Leave out the pictures and copy everything else below exactly.

═══ INPUT ═══

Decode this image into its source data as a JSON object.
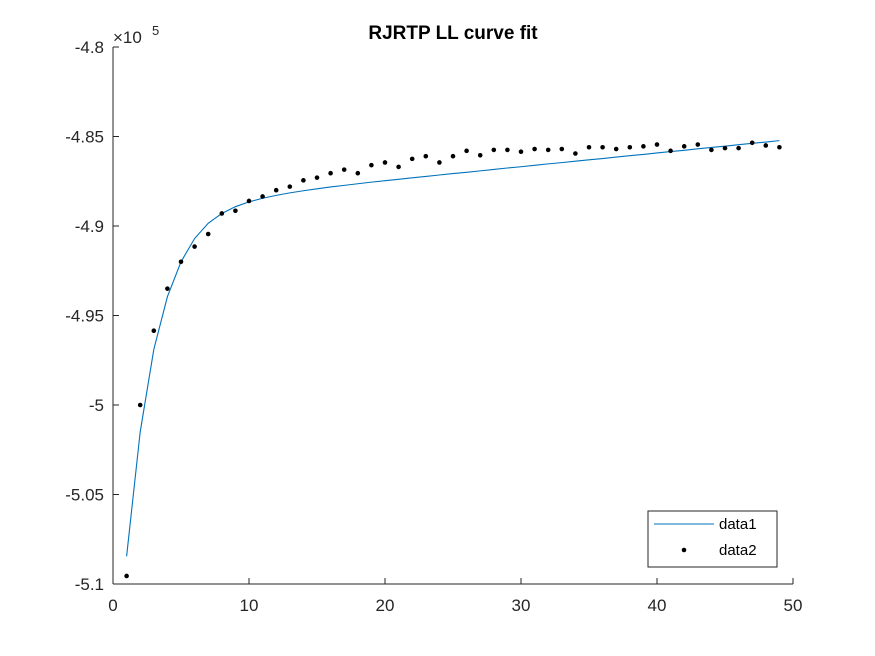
{
  "chart_data": {
    "type": "line",
    "title": "RJRTP LL curve fit",
    "xlabel": "",
    "ylabel": "",
    "xlim": [
      0,
      50
    ],
    "ylim": [
      -5.1,
      -4.8
    ],
    "y_exponent_base": "×10",
    "y_exponent_power": "5",
    "x_ticks": [
      0,
      10,
      20,
      30,
      40,
      50
    ],
    "x_tick_labels": [
      "0",
      "10",
      "20",
      "30",
      "40",
      "50"
    ],
    "y_ticks": [
      -4.8,
      -4.85,
      -4.9,
      -4.95,
      -5.0,
      -5.05,
      -5.1
    ],
    "y_tick_labels": [
      "-4.8",
      "-4.85",
      "-4.9",
      "-4.95",
      "-5",
      "-5.05",
      "-5.1"
    ],
    "grid": false,
    "legend_position": "bottom-right",
    "series": [
      {
        "name": "data1",
        "kind": "line",
        "color": "#0072BD",
        "x": [
          1,
          2,
          3,
          4,
          5,
          6,
          7,
          8,
          9,
          10,
          11,
          12,
          13,
          14,
          15,
          16,
          17,
          18,
          19,
          20,
          21,
          22,
          23,
          24,
          25,
          26,
          27,
          28,
          29,
          30,
          31,
          32,
          33,
          34,
          35,
          36,
          37,
          38,
          39,
          40,
          41,
          42,
          43,
          44,
          45,
          46,
          47,
          48,
          49
        ],
        "y": [
          -5.0845,
          -5.015,
          -4.969,
          -4.9395,
          -4.92,
          -4.907,
          -4.8985,
          -4.893,
          -4.8892,
          -4.8865,
          -4.8845,
          -4.8829,
          -4.8815,
          -4.8803,
          -4.8792,
          -4.8782,
          -4.8773,
          -4.8764,
          -4.8755,
          -4.8747,
          -4.8739,
          -4.8731,
          -4.8723,
          -4.8715,
          -4.8707,
          -4.87,
          -4.8692,
          -4.8684,
          -4.8676,
          -4.8669,
          -4.8661,
          -4.8653,
          -4.8646,
          -4.8638,
          -4.863,
          -4.8623,
          -4.8615,
          -4.8607,
          -4.86,
          -4.8592,
          -4.8584,
          -4.8577,
          -4.8569,
          -4.8561,
          -4.8554,
          -4.8546,
          -4.8538,
          -4.8531,
          -4.8523
        ]
      },
      {
        "name": "data2",
        "kind": "scatter",
        "color": "#000000",
        "x": [
          1,
          2,
          3,
          4,
          5,
          6,
          7,
          8,
          9,
          10,
          11,
          12,
          13,
          14,
          15,
          16,
          17,
          18,
          19,
          20,
          21,
          22,
          23,
          24,
          25,
          26,
          27,
          28,
          29,
          30,
          31,
          32,
          33,
          34,
          35,
          36,
          37,
          38,
          39,
          40,
          41,
          42,
          43,
          44,
          45,
          46,
          47,
          48,
          49
        ],
        "y": [
          -5.0955,
          -5.0,
          -4.9585,
          -4.935,
          -4.92,
          -4.9115,
          -4.9045,
          -4.893,
          -4.8915,
          -4.886,
          -4.8835,
          -4.88,
          -4.878,
          -4.8745,
          -4.873,
          -4.8705,
          -4.8685,
          -4.8705,
          -4.866,
          -4.8645,
          -4.867,
          -4.8625,
          -4.861,
          -4.8645,
          -4.861,
          -4.858,
          -4.8605,
          -4.8575,
          -4.8575,
          -4.8585,
          -4.857,
          -4.8575,
          -4.857,
          -4.8595,
          -4.856,
          -4.856,
          -4.857,
          -4.856,
          -4.8555,
          -4.8545,
          -4.858,
          -4.8555,
          -4.8545,
          -4.8575,
          -4.8565,
          -4.8565,
          -4.8535,
          -4.855,
          -4.856
        ]
      }
    ]
  }
}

═══

### [ANSWER TO THE TASK]
Decode this image into its source data as a JSON object.
{
  "chart_data": {
    "type": "line",
    "title": "RJRTP LL curve fit",
    "xlabel": "",
    "ylabel": "",
    "xlim": [
      0,
      50
    ],
    "ylim": [
      -5.1,
      -4.8
    ],
    "y_exponent_base": "×10",
    "y_exponent_power": "5",
    "x_ticks": [
      0,
      10,
      20,
      30,
      40,
      50
    ],
    "x_tick_labels": [
      "0",
      "10",
      "20",
      "30",
      "40",
      "50"
    ],
    "y_ticks": [
      -4.8,
      -4.85,
      -4.9,
      -4.95,
      -5.0,
      -5.05,
      -5.1
    ],
    "y_tick_labels": [
      "-4.8",
      "-4.85",
      "-4.9",
      "-4.95",
      "-5",
      "-5.05",
      "-5.1"
    ],
    "grid": false,
    "legend_position": "bottom-right",
    "series": [
      {
        "name": "data1",
        "kind": "line",
        "color": "#0072BD",
        "x": [
          1,
          2,
          3,
          4,
          5,
          6,
          7,
          8,
          9,
          10,
          11,
          12,
          13,
          14,
          15,
          16,
          17,
          18,
          19,
          20,
          21,
          22,
          23,
          24,
          25,
          26,
          27,
          28,
          29,
          30,
          31,
          32,
          33,
          34,
          35,
          36,
          37,
          38,
          39,
          40,
          41,
          42,
          43,
          44,
          45,
          46,
          47,
          48,
          49
        ],
        "y": [
          -5.0845,
          -5.015,
          -4.969,
          -4.9395,
          -4.92,
          -4.907,
          -4.8985,
          -4.893,
          -4.8892,
          -4.8865,
          -4.8845,
          -4.8829,
          -4.8815,
          -4.8803,
          -4.8792,
          -4.8782,
          -4.8773,
          -4.8764,
          -4.8755,
          -4.8747,
          -4.8739,
          -4.8731,
          -4.8723,
          -4.8715,
          -4.8707,
          -4.87,
          -4.8692,
          -4.8684,
          -4.8676,
          -4.8669,
          -4.8661,
          -4.8653,
          -4.8646,
          -4.8638,
          -4.863,
          -4.8623,
          -4.8615,
          -4.8607,
          -4.86,
          -4.8592,
          -4.8584,
          -4.8577,
          -4.8569,
          -4.8561,
          -4.8554,
          -4.8546,
          -4.8538,
          -4.8531,
          -4.8523
        ]
      },
      {
        "name": "data2",
        "kind": "scatter",
        "color": "#000000",
        "x": [
          1,
          2,
          3,
          4,
          5,
          6,
          7,
          8,
          9,
          10,
          11,
          12,
          13,
          14,
          15,
          16,
          17,
          18,
          19,
          20,
          21,
          22,
          23,
          24,
          25,
          26,
          27,
          28,
          29,
          30,
          31,
          32,
          33,
          34,
          35,
          36,
          37,
          38,
          39,
          40,
          41,
          42,
          43,
          44,
          45,
          46,
          47,
          48,
          49
        ],
        "y": [
          -5.0955,
          -5.0,
          -4.9585,
          -4.935,
          -4.92,
          -4.9115,
          -4.9045,
          -4.893,
          -4.8915,
          -4.886,
          -4.8835,
          -4.88,
          -4.878,
          -4.8745,
          -4.873,
          -4.8705,
          -4.8685,
          -4.8705,
          -4.866,
          -4.8645,
          -4.867,
          -4.8625,
          -4.861,
          -4.8645,
          -4.861,
          -4.858,
          -4.8605,
          -4.8575,
          -4.8575,
          -4.8585,
          -4.857,
          -4.8575,
          -4.857,
          -4.8595,
          -4.856,
          -4.856,
          -4.857,
          -4.856,
          -4.8555,
          -4.8545,
          -4.858,
          -4.8555,
          -4.8545,
          -4.8575,
          -4.8565,
          -4.8565,
          -4.8535,
          -4.855,
          -4.856
        ]
      }
    ]
  }
}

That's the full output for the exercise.